● The problem
Copy the records below exactly, leaving out every picture.

======== Data provided ========

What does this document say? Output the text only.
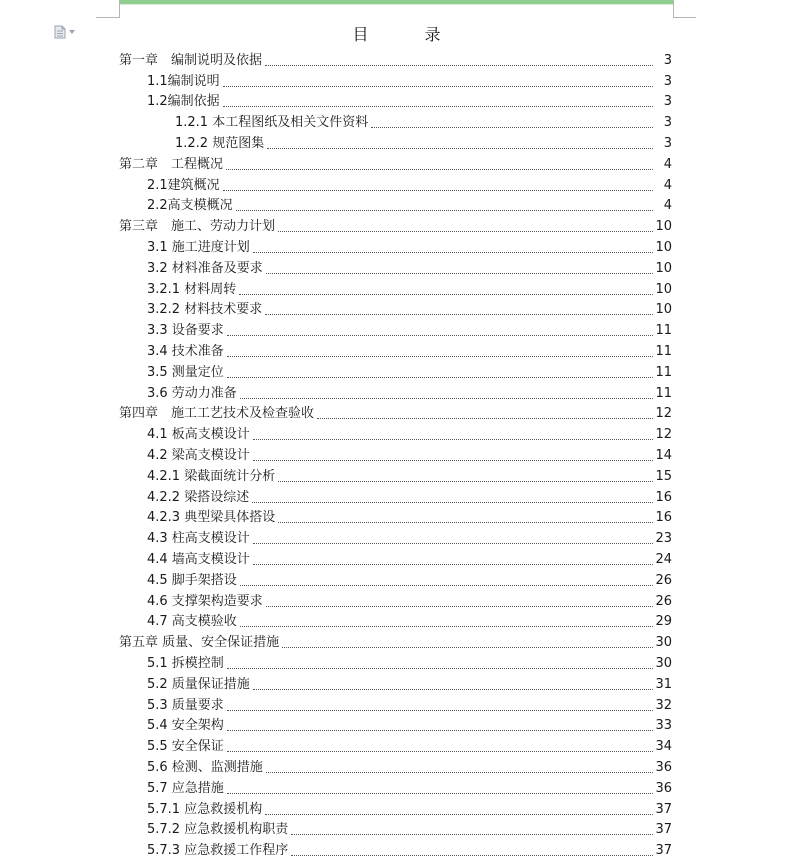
目　录
第一章　编制说明及依据	3
1.1编制说明	3
1.2编制依据	3
1.2.1 本工程图纸及相关文件资料	3
1.2.2 规范图集	3
第二章　工程概况	4
2.1建筑概况	4
2.2高支模概况	4
第三章　施工、劳动力计划	10
3.1 施工进度计划	10
3.2 材料准备及要求	10
3.2.1 材料周转	10
3.2.2 材料技术要求	10
3.3 设备要求	11
3.4 技术准备	11
3.5 测量定位	11
3.6 劳动力准备	11
第四章　施工工艺技术及检查验收	12
4.1 板高支模设计	12
4.2 梁高支模设计	14
4.2.1 梁截面统计分析	15
4.2.2 梁搭设综述	16
4.2.3 典型梁具体搭设	16
4.3 柱高支模设计	23
4.4 墙高支模设计	24
4.5 脚手架搭设	26
4.6 支撑架构造要求	26
4.7 高支模验收	29
第五章 质量、安全保证措施	30
5.1 拆模控制	30
5.2 质量保证措施	31
5.3 质量要求	32
5.4 安全架构	33
5.5 安全保证	34
5.6 检测、监测措施	36
5.7 应急措施	36
5.7.1 应急救援机构	37
5.7.2 应急救援机构职责	37
5.7.3 应急救援工作程序	37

========

● Answer to the task
What does this document say? Output the text only.
目　录
第一章　编制说明及依据	3
1.1编制说明	3
1.2编制依据	3
1.2.1 本工程图纸及相关文件资料	3
1.2.2 规范图集	3
第二章　工程概况	4
2.1建筑概况	4
2.2高支模概况	4
第三章　施工、劳动力计划	10
3.1 施工进度计划	10
3.2 材料准备及要求	10
3.2.1 材料周转	10
3.2.2 材料技术要求	10
3.3 设备要求	11
3.4 技术准备	11
3.5 测量定位	11
3.6 劳动力准备	11
第四章　施工工艺技术及检查验收	12
4.1 板高支模设计	12
4.2 梁高支模设计	14
4.2.1 梁截面统计分析	15
4.2.2 梁搭设综述	16
4.2.3 典型梁具体搭设	16
4.3 柱高支模设计	23
4.4 墙高支模设计	24
4.5 脚手架搭设	26
4.6 支撑架构造要求	26
4.7 高支模验收	29
第五章 质量、安全保证措施	30
5.1 拆模控制	30
5.2 质量保证措施	31
5.3 质量要求	32
5.4 安全架构	33
5.5 安全保证	34
5.6 检测、监测措施	36
5.7 应急措施	36
5.7.1 应急救援机构	37
5.7.2 应急救援机构职责	37
5.7.3 应急救援工作程序	37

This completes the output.